**DIRECTIVE:** Filter out everything except lines holding "openingstijd".

◇ ◇ ◇

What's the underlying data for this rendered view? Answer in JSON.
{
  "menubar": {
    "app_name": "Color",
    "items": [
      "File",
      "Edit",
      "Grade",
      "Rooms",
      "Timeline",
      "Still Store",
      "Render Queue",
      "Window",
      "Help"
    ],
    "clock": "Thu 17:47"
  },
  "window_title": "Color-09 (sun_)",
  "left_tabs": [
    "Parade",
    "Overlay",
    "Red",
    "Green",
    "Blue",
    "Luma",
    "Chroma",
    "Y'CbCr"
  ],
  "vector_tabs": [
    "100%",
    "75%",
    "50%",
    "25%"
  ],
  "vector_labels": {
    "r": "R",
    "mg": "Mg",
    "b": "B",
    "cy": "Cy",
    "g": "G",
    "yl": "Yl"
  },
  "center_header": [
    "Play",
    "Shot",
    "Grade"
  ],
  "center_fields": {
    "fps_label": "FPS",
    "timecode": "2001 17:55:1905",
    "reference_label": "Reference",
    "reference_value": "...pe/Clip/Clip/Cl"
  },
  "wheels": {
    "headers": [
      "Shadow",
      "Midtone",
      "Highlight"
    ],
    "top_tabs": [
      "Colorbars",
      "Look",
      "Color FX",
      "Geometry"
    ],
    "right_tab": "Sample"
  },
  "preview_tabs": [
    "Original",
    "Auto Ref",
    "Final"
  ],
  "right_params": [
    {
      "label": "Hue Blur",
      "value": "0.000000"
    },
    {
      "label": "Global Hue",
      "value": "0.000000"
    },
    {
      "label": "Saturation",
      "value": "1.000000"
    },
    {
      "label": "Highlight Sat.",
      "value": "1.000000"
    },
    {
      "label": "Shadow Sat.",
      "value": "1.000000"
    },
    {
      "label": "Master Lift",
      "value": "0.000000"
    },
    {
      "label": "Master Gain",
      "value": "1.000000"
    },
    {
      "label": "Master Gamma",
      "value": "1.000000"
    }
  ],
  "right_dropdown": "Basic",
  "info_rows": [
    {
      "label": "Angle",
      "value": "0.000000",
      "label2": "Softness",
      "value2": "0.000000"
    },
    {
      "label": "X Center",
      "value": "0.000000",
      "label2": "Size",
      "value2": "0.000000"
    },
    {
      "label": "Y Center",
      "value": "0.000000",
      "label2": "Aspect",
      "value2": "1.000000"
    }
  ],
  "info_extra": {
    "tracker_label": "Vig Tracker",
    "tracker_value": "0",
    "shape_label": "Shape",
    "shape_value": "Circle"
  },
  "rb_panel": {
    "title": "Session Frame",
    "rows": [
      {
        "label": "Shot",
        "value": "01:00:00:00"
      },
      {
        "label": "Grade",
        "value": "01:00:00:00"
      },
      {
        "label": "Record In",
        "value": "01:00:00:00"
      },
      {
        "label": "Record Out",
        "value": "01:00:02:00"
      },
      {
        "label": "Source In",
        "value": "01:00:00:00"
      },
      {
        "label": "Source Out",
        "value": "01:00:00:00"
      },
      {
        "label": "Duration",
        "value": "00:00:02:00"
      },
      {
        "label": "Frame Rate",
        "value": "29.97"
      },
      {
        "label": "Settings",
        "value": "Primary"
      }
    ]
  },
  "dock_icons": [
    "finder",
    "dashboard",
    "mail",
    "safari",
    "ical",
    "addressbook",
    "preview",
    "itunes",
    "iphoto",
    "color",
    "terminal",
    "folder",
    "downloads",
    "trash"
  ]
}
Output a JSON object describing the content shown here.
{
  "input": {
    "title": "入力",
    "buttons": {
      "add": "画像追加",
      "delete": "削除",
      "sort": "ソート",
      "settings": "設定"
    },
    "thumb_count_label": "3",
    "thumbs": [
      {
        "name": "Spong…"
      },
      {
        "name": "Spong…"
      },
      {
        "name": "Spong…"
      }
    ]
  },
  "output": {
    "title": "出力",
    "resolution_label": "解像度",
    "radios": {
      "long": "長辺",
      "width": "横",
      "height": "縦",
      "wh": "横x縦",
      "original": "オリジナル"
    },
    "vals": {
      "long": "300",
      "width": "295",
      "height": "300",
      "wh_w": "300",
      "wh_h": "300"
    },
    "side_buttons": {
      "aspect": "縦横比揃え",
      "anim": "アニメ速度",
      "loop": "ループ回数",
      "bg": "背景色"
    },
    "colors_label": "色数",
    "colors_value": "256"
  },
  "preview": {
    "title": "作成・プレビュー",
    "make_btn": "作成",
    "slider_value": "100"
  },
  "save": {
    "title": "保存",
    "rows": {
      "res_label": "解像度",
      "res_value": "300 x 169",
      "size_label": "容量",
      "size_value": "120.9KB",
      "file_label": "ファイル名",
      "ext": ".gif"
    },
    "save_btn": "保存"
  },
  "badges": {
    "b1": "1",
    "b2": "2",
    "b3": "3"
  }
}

◇ ◇ ◇

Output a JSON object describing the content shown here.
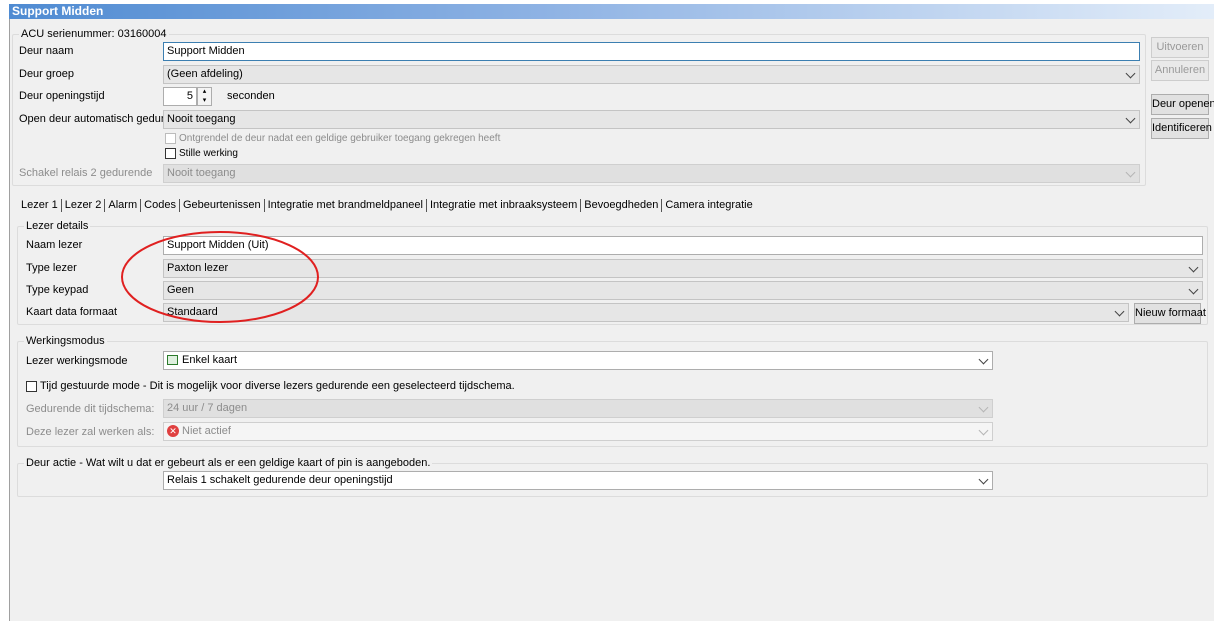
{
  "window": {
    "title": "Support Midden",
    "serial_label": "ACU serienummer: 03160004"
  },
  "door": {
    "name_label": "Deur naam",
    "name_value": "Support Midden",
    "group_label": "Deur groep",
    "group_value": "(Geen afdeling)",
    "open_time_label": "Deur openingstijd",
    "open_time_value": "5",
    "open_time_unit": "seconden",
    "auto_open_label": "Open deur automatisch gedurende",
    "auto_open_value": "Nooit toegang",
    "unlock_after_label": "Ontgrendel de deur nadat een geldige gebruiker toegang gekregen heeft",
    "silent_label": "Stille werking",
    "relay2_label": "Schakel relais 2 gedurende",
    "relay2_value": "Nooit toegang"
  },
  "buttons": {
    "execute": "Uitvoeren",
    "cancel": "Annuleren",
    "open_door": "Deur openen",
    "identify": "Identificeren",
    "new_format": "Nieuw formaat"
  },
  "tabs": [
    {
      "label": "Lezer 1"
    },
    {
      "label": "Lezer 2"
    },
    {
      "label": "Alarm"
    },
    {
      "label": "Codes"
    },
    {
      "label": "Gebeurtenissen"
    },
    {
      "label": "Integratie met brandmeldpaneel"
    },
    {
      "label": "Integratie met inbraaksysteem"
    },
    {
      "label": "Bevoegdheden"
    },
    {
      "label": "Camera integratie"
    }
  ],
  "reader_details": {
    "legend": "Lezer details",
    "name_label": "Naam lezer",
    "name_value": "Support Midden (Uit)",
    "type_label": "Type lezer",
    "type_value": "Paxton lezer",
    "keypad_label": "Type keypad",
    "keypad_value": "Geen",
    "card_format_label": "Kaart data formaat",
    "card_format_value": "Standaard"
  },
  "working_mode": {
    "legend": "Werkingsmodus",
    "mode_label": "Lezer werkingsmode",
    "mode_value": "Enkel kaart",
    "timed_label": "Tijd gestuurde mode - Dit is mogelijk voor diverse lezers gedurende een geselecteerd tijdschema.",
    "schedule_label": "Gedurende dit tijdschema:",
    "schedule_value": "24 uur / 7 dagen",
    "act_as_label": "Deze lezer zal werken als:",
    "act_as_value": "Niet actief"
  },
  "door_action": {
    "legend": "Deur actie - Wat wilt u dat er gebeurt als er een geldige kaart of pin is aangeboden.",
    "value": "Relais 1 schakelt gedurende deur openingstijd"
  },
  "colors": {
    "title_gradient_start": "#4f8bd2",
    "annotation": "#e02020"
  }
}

◇ ◇ ◇

**EXERCISE ANSWER:**
    "open_time_label": "Deur openingstijd",
    "value": "Relais 1 schakelt gedurende deur openingstijd"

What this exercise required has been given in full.